The records below are to be quoted in full; please keep every word exact.

§ **TASK DATA**:

Start

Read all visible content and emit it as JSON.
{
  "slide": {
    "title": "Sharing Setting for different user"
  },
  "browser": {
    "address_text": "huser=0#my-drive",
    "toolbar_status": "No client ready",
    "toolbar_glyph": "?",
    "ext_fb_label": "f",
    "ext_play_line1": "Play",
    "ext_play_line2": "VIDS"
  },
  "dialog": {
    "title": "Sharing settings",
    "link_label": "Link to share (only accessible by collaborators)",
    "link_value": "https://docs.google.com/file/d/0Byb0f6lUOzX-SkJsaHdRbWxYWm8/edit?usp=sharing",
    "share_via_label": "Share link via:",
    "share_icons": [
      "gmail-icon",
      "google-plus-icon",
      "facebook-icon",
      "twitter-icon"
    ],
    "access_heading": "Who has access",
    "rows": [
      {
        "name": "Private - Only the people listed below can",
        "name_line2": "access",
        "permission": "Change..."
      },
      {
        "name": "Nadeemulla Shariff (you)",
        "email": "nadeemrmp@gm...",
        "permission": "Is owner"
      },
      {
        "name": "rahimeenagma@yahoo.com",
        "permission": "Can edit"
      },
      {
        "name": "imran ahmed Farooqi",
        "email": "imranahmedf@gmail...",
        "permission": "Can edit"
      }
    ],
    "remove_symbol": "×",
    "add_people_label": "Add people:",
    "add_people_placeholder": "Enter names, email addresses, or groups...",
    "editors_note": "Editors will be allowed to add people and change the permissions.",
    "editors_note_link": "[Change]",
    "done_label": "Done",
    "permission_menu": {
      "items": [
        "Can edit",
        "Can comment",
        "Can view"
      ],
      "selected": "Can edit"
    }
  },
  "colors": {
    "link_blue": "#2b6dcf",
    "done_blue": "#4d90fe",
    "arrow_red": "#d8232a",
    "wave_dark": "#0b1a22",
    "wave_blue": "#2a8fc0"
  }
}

End

§ **EXPECTED ANSWER**:
Read all visible content and emit it as JSON.
{
  "slide": {
    "title": "Sharing Setting for different user"
  },
  "browser": {
    "address_text": "huser=0#my-drive",
    "toolbar_status": "No client ready",
    "toolbar_glyph": "?",
    "ext_fb_label": "f",
    "ext_play_line1": "Play",
    "ext_play_line2": "VIDS"
  },
  "dialog": {
    "title": "Sharing settings",
    "link_label": "Link to share (only accessible by collaborators)",
    "link_value": "https://docs.google.com/file/d/0Byb0f6lUOzX-SkJsaHdRbWxYWm8/edit?usp=sharing",
    "share_via_label": "Share link via:",
    "share_icons": [
      "gmail-icon",
      "google-plus-icon",
      "facebook-icon",
      "twitter-icon"
    ],
    "access_heading": "Who has access",
    "rows": [
      {
        "name": "Private - Only the people listed below can",
        "name_line2": "access",
        "permission": "Change..."
      },
      {
        "name": "Nadeemulla Shariff (you)",
        "email": "nadeemrmp@gm...",
        "permission": "Is owner"
      },
      {
        "name": "rahimeenagma@yahoo.com",
        "permission": "Can edit"
      },
      {
        "name": "imran ahmed Farooqi",
        "email": "imranahmedf@gmail...",
        "permission": "Can edit"
      }
    ],
    "remove_symbol": "×",
    "add_people_label": "Add people:",
    "add_people_placeholder": "Enter names, email addresses, or groups...",
    "editors_note": "Editors will be allowed to add people and change the permissions.",
    "editors_note_link": "[Change]",
    "done_label": "Done",
    "permission_menu": {
      "items": [
        "Can edit",
        "Can comment",
        "Can view"
      ],
      "selected": "Can edit"
    }
  },
  "colors": {
    "link_blue": "#2b6dcf",
    "done_blue": "#4d90fe",
    "arrow_red": "#d8232a",
    "wave_dark": "#0b1a22",
    "wave_blue": "#2a8fc0"
  }
}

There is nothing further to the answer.